* _EXERCISE GOAL_: Leaving out all images, write out the records that follow exactly.

* _Stored dataset items_:
□ □ □
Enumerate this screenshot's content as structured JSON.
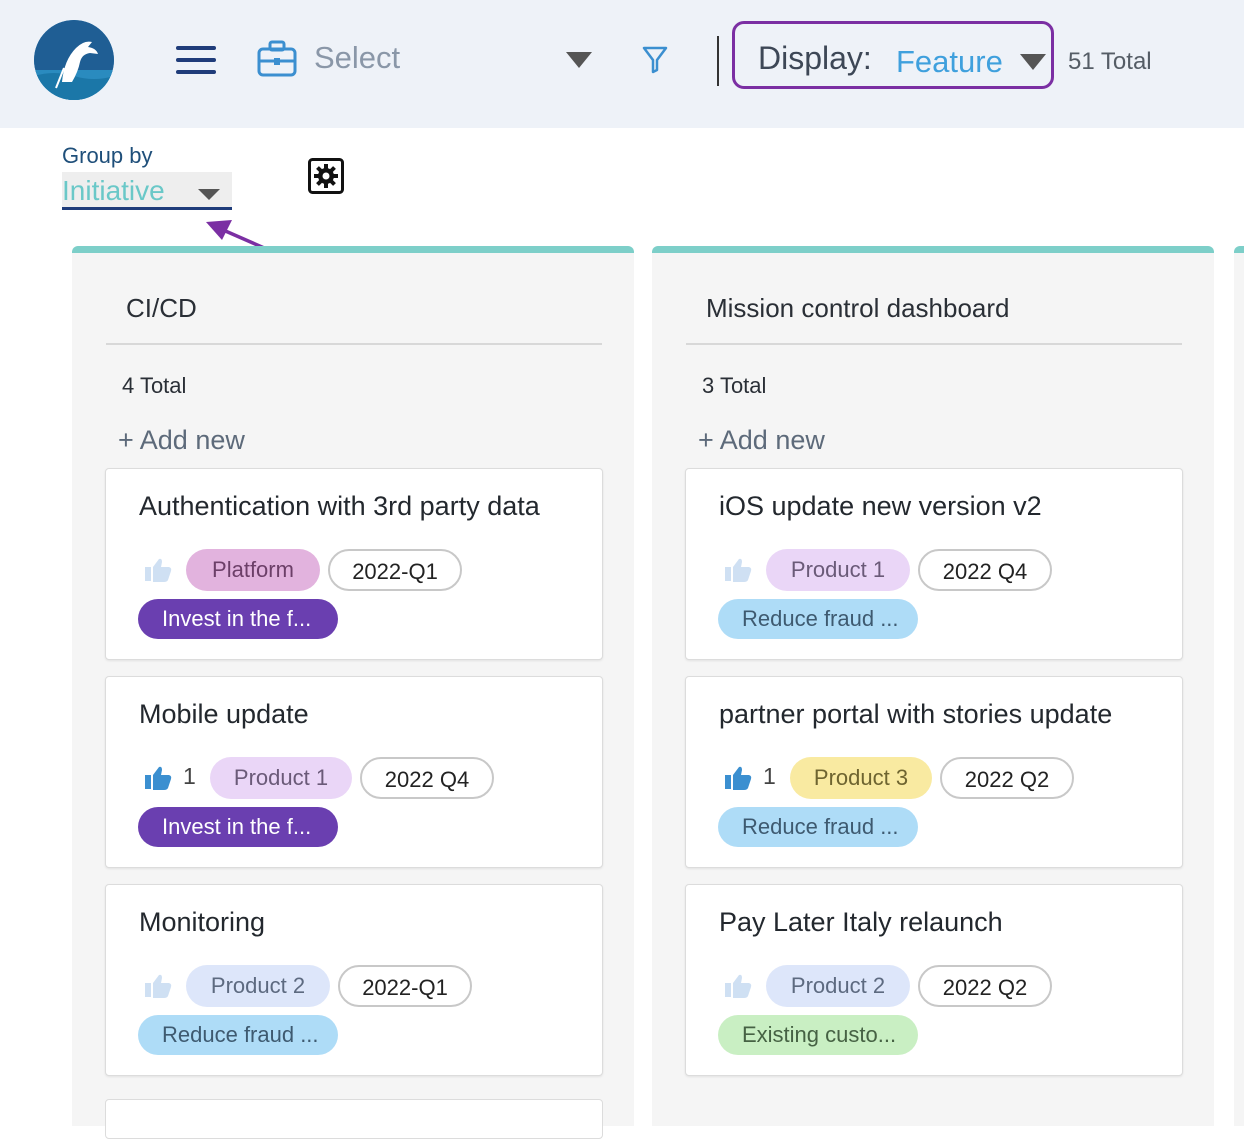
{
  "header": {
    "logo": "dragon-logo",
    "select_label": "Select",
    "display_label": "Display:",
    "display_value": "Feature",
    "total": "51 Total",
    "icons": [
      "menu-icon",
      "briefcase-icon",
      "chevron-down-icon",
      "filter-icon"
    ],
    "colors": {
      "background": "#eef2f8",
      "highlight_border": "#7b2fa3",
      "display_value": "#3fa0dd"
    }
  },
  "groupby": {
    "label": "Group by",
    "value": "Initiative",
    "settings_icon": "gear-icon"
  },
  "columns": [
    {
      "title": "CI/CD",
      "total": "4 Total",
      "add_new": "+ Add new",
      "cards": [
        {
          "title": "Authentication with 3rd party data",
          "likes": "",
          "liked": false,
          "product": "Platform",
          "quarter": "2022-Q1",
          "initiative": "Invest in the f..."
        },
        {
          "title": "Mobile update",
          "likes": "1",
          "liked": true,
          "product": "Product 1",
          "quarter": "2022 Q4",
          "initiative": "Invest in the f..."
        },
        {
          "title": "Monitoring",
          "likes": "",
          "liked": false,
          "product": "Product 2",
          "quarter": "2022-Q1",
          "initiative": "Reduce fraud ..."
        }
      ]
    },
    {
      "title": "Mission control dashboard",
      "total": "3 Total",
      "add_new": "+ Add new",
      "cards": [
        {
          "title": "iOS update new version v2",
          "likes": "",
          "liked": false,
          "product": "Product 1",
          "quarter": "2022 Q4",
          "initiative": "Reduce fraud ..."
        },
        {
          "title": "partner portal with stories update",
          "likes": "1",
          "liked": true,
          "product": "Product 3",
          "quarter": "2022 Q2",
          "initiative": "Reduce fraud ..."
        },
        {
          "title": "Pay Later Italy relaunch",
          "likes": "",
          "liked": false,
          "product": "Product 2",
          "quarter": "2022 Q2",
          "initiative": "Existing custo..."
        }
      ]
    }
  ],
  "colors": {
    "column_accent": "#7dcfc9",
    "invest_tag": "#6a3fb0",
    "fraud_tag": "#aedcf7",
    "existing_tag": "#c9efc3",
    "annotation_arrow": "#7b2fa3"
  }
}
□ □ □
* _CORRECT RESULT_:
Enumerate this screenshot's content as structured JSON.
{
  "header": {
    "logo": "dragon-logo",
    "select_label": "Select",
    "display_label": "Display:",
    "display_value": "Feature",
    "total": "51 Total",
    "icons": [
      "menu-icon",
      "briefcase-icon",
      "chevron-down-icon",
      "filter-icon"
    ],
    "colors": {
      "background": "#eef2f8",
      "highlight_border": "#7b2fa3",
      "display_value": "#3fa0dd"
    }
  },
  "groupby": {
    "label": "Group by",
    "value": "Initiative",
    "settings_icon": "gear-icon"
  },
  "columns": [
    {
      "title": "CI/CD",
      "total": "4 Total",
      "add_new": "+ Add new",
      "cards": [
        {
          "title": "Authentication with 3rd party data",
          "likes": "",
          "liked": false,
          "product": "Platform",
          "quarter": "2022-Q1",
          "initiative": "Invest in the f..."
        },
        {
          "title": "Mobile update",
          "likes": "1",
          "liked": true,
          "product": "Product 1",
          "quarter": "2022 Q4",
          "initiative": "Invest in the f..."
        },
        {
          "title": "Monitoring",
          "likes": "",
          "liked": false,
          "product": "Product 2",
          "quarter": "2022-Q1",
          "initiative": "Reduce fraud ..."
        }
      ]
    },
    {
      "title": "Mission control dashboard",
      "total": "3 Total",
      "add_new": "+ Add new",
      "cards": [
        {
          "title": "iOS update new version v2",
          "likes": "",
          "liked": false,
          "product": "Product 1",
          "quarter": "2022 Q4",
          "initiative": "Reduce fraud ..."
        },
        {
          "title": "partner portal with stories update",
          "likes": "1",
          "liked": true,
          "product": "Product 3",
          "quarter": "2022 Q2",
          "initiative": "Reduce fraud ..."
        },
        {
          "title": "Pay Later Italy relaunch",
          "likes": "",
          "liked": false,
          "product": "Product 2",
          "quarter": "2022 Q2",
          "initiative": "Existing custo..."
        }
      ]
    }
  ],
  "colors": {
    "column_accent": "#7dcfc9",
    "invest_tag": "#6a3fb0",
    "fraud_tag": "#aedcf7",
    "existing_tag": "#c9efc3",
    "annotation_arrow": "#7b2fa3"
  }
}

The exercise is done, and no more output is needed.